Rows from a figure dataset:
§ §

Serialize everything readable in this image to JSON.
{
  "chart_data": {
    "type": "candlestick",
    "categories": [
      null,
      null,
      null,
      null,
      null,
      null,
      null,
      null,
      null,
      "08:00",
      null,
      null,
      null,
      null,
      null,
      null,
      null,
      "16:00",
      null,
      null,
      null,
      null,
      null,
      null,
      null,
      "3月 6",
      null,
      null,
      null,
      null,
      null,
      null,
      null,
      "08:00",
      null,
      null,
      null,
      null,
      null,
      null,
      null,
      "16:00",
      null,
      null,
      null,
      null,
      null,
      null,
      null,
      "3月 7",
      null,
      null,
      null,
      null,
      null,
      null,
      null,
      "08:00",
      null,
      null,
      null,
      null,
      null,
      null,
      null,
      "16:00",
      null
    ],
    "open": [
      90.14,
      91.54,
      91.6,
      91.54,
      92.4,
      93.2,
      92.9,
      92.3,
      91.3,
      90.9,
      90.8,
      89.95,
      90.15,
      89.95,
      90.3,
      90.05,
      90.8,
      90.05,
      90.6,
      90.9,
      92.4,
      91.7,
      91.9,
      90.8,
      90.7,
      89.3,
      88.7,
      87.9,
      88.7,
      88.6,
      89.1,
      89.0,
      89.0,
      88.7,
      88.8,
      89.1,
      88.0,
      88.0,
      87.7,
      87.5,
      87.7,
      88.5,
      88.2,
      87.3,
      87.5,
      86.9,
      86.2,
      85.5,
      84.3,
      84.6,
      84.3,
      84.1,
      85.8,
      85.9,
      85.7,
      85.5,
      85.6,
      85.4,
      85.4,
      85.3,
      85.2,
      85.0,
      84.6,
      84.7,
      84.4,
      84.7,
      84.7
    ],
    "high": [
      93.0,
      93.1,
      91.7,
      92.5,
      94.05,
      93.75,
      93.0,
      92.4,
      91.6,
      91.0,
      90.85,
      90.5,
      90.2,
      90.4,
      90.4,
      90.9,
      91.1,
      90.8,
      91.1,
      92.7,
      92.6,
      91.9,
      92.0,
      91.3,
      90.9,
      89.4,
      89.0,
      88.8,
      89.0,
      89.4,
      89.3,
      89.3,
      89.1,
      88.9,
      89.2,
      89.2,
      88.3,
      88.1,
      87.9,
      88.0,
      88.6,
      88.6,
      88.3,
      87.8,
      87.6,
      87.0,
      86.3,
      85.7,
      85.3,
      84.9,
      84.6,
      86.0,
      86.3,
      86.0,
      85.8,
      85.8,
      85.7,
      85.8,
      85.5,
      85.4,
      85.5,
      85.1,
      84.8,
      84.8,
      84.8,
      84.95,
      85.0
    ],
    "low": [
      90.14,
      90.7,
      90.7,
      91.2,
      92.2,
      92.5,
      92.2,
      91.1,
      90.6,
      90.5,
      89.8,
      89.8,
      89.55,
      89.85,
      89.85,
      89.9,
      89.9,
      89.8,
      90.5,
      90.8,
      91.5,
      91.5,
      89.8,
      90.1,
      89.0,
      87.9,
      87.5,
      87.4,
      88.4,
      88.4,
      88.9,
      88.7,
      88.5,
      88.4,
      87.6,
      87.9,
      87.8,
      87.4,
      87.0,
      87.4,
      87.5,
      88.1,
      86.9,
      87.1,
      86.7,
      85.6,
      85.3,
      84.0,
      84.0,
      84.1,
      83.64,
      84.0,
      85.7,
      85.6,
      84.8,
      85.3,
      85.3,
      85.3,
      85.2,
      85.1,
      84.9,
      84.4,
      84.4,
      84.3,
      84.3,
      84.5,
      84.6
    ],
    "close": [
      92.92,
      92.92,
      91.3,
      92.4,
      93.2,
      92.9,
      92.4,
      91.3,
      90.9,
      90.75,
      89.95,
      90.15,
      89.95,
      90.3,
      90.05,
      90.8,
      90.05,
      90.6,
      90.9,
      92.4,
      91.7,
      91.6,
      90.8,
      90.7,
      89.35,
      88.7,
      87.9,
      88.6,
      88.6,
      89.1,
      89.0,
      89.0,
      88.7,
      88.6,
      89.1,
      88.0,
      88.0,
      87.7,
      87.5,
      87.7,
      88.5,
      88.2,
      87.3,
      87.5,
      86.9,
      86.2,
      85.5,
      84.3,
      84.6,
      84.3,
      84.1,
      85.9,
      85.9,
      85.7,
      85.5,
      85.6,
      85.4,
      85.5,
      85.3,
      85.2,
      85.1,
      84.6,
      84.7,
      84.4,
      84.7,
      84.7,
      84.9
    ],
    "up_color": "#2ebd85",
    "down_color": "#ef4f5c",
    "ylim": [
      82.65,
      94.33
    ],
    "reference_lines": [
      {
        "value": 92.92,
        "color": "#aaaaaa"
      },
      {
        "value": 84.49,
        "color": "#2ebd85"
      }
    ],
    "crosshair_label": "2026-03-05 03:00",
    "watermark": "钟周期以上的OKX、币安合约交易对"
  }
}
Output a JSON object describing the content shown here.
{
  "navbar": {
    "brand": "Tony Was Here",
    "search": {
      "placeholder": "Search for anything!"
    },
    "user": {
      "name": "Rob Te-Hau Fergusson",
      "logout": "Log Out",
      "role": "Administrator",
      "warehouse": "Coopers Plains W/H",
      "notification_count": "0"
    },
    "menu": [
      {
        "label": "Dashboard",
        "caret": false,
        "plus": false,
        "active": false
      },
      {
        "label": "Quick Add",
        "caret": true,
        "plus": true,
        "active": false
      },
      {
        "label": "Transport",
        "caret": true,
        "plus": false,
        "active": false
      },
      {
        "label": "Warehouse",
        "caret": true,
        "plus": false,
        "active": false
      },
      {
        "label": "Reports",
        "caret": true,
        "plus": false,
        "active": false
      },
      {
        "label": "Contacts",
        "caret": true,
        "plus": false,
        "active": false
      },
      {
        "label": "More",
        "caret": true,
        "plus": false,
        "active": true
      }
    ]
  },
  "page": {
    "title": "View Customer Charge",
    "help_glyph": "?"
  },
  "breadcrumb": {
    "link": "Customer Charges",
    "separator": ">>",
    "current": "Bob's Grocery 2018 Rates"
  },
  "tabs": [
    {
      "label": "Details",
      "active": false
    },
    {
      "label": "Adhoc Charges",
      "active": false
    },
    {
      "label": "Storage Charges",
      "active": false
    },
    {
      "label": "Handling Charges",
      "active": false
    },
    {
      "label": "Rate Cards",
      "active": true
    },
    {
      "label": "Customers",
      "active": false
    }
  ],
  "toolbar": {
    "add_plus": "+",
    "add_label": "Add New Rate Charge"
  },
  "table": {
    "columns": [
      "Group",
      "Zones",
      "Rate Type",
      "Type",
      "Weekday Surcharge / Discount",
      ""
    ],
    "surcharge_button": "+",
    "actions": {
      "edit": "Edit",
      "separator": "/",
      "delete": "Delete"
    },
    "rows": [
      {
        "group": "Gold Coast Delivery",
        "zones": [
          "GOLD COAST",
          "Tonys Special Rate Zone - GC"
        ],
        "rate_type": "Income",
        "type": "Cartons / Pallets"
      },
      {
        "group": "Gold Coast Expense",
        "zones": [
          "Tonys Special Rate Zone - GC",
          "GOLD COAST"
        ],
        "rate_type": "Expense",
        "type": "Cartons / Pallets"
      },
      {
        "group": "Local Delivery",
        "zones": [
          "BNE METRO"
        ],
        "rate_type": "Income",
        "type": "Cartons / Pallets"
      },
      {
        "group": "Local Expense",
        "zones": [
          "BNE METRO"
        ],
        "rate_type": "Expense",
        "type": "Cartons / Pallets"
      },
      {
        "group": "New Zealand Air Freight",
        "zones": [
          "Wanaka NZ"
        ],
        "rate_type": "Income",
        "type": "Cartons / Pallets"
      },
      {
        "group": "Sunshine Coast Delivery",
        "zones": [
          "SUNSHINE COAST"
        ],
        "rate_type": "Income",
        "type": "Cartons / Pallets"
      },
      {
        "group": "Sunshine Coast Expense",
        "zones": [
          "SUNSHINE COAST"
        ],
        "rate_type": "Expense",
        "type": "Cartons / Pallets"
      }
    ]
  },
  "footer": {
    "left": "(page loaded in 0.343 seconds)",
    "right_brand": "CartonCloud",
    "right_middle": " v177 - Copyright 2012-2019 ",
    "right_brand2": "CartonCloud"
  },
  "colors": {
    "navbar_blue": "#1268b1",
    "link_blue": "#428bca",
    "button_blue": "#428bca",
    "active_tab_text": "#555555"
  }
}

§ §

Your objective
Search the data for "Local". Copy every matching line.

The completed task
        "group": "Local Delivery",
        "group": "Local Expense",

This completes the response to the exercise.